### Texte
□ □ □ □

Notre assiette, notre santé, notre climat

[Edito] Le 1er juillet prochain sera instaurée la Stratégie nationale de l’alimentation, de la nutrition et du climat (SNANC), ce qui n’est pas sans générer quelques crampes d’estomac au sein de la profession, friande de conservatisme. Notre salut repose pourtant en partie sur cet accord mets-santé-climat.

Ce qui, dans notre assiette, est bon pour notre santé l’est également pour notre environnement : c’est ce qu’affirmait en 2020 l’Institut national de la santé et de la recherche médicale (INSERM), sur la base d’une étude démontrant que la bonne application des recommandations nutritionnelles réduisait de 50% l’impact sur l’environnement, au prisme de trois critères (émissions de gaz à effet de serre, ressources utilisées, occupation des sols). Les chercheurs étaient arrivés à cette conclusion en comparant les recommandations du Programme national nutrition santé (PNNS) de 2017 avec celles de 2001. Ces dernières visaient, entre autres, à augmenter la consommation de fruits et légumes et à favoriser la consommation de produits laitiers pour le calcium. Celles de 2017, en accord avec la littérature scientifique actualisée, soulignaient la nécessité d’intégrer la dimension environnementale de l’alimentation. Le PNSS recommandait (et recommande toujours), de diminuer sa consommation de viande rouge et de charcuterie, de produits sucrés, un apport suffisant mais limité de produits laitiers, une limitation des apports d’alcool et d’augmenter sa consommation d’aliments d’origine végétale (fruits et légumes, légumineuses, produits céréaliers complets) et de favoriser les aliments issus de l’agriculture biologique. En termes d’impact sur la santé, l’application des recommandations nutritionnelles de 2017 s’avérait également plus performante que celles de 2001, en prévenant 10% supplémentaires de morts prématurées, principalement liées à des maladies cardiovasculaires.

□ □ □ □

[Entrées de données enregistrées]
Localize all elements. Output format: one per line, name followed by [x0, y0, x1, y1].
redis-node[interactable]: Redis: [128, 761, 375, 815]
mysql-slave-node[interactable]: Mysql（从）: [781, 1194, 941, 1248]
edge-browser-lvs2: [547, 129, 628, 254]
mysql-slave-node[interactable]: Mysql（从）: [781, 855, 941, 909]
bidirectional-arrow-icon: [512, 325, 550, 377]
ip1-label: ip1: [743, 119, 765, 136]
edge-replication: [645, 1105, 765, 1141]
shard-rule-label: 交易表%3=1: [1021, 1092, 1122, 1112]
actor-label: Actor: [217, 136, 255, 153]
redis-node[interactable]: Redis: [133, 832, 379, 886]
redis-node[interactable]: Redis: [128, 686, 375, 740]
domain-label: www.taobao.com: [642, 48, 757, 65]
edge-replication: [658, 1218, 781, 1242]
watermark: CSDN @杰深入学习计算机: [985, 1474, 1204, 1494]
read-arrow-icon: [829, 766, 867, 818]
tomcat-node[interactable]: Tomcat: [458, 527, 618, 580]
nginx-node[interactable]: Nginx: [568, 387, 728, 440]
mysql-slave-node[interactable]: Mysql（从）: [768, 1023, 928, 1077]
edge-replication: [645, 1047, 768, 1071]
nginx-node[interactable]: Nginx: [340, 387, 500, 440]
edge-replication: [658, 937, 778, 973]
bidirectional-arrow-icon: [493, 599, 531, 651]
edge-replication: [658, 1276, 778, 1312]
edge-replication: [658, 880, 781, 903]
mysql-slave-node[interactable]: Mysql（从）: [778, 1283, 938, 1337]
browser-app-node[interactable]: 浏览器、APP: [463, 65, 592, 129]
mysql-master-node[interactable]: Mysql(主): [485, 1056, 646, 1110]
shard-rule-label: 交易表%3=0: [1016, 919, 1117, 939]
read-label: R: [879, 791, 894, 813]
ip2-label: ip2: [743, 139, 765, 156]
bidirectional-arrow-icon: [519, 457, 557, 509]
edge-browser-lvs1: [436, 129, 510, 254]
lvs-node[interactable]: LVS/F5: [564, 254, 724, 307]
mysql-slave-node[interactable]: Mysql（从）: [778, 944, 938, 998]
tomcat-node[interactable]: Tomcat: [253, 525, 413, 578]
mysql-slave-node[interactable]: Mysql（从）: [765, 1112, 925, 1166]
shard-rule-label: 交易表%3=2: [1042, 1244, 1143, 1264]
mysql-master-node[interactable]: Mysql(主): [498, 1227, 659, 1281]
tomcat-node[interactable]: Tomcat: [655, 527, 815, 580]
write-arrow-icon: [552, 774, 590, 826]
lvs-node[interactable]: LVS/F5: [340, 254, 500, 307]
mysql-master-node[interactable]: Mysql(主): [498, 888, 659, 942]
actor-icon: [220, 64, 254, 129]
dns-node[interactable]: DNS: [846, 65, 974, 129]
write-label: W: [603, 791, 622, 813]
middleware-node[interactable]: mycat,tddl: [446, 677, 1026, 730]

□ □ □ □

### Tâche à réaliser 1
Reproduisez tel quel le passage de l'éditorial qui commence par « Notre assiette, notre » et se termine par « cet accord mets-santé-climat. ».
### Tâche à réaliser 2
D'après l'éditorial :
(a) En quelle année l'INSERM a-t-il affirmé que ce qui est bon pour notre santé dans notre assiette l'est aussi pour notre environnement ?
(b) De quel pourcentage la bonne application des recommandations nutritionnelles réduisait-elle l'impact sur l'environnement ?
(c) Quand la Stratégie nationale de l'alimentation, de la nutrition et du climat (SNANC) sera-t-elle instaurée ?
### Tâche à réaliser 3
Pouvez-vous reprendre l'éditorial à la suite de sa dernière phrase ?
Les données n'ont aucun rôle à jouer ici.

### Réponse rédigée 1
Notre assiette, notre santé, notre climat

[Edito] Le 1er juillet prochain sera instaurée la Stratégie nationale de l’alimentation, de la nutrition et du climat (SNANC), ce qui n’est pas sans générer quelques crampes d’estomac au sein de la profession, friande de conservatisme. Notre salut repose pourtant en partie sur cet accord mets-santé-climat.

### Réponse rédigée 2
(a) En 2020.
(b) De 50 %.
(c) Le 1er juillet prochain.

### Réponse rédigée 3
Un impact notable, des marges de manœuvre

Nos choix alimentaires ne sont pas climatiquement anodins. Selon le Commissariat général au développement durable, l’alimentation représente 22% de l’empreinte carbone (contre 30% pour le transport et 23% pour le logement). L’empreinte se décompose en 54% de produits intérieurs et 46% de produits importés, en 51% de produits transformés, 26% de produits non transformés, 14% de restauration hors foyer et 9% de cuisson et gestion des déchets. Pas climatiquement anodins, nos choix alimentaires ne sont pas non plus nutritionnellement corrects. Selon Santé publique France, 40% des hommes et 25% des femmes outrepassent la recommandation du PNNS s’agissant de la consommation de viande (500g/semaine). Le ratio est de 70% et de 50% pour la charcuterie (150g/semaine). 60% des adultes n’incluent pas de produits céréaliers complets et peu raffinés dans leur alimentation. 85% ne satisfont pas la recommandation concernant les légumes secs et autant ne déclarent aucune consommation de fruits à coque non salés quand le PNNS recommande d’en consommer une petite poignée tous les jours.

2023, année de bascule ?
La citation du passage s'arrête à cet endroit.